— EXERCISE DIRECTIONS —
Copy all of the entries that follow, exactly.

______________________________

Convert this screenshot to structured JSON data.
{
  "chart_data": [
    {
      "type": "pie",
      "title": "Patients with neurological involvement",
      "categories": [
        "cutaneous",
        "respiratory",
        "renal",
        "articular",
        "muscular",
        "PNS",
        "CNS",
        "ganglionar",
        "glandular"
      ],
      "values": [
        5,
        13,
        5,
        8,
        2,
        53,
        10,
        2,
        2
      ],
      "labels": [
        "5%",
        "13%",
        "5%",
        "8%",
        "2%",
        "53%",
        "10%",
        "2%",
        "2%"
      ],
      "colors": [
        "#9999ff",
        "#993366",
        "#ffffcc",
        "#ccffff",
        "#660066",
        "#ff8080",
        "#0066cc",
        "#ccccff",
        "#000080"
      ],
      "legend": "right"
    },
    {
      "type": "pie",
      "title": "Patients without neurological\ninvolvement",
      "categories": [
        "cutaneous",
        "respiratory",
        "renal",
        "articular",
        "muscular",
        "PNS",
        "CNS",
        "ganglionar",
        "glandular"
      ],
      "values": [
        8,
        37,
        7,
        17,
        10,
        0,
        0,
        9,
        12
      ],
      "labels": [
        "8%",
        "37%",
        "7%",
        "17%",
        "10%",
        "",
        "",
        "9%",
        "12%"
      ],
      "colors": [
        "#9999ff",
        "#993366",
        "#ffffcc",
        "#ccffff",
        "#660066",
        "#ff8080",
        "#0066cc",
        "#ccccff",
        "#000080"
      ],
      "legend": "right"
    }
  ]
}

______________________________

— OUTPUT FOR THIS TASK —
Convert this screenshot to structured JSON data.
{
  "chart_data": [
    {
      "type": "pie",
      "title": "Patients with neurological involvement",
      "categories": [
        "cutaneous",
        "respiratory",
        "renal",
        "articular",
        "muscular",
        "PNS",
        "CNS",
        "ganglionar",
        "glandular"
      ],
      "values": [
        5,
        13,
        5,
        8,
        2,
        53,
        10,
        2,
        2
      ],
      "labels": [
        "5%",
        "13%",
        "5%",
        "8%",
        "2%",
        "53%",
        "10%",
        "2%",
        "2%"
      ],
      "colors": [
        "#9999ff",
        "#993366",
        "#ffffcc",
        "#ccffff",
        "#660066",
        "#ff8080",
        "#0066cc",
        "#ccccff",
        "#000080"
      ],
      "legend": "right"
    },
    {
      "type": "pie",
      "title": "Patients without neurological\ninvolvement",
      "categories": [
        "cutaneous",
        "respiratory",
        "renal",
        "articular",
        "muscular",
        "PNS",
        "CNS",
        "ganglionar",
        "glandular"
      ],
      "values": [
        8,
        37,
        7,
        17,
        10,
        0,
        0,
        9,
        12
      ],
      "labels": [
        "8%",
        "37%",
        "7%",
        "17%",
        "10%",
        "",
        "",
        "9%",
        "12%"
      ],
      "colors": [
        "#9999ff",
        "#993366",
        "#ffffcc",
        "#ccffff",
        "#660066",
        "#ff8080",
        "#0066cc",
        "#ccccff",
        "#000080"
      ],
      "legend": "right"
    }
  ]
}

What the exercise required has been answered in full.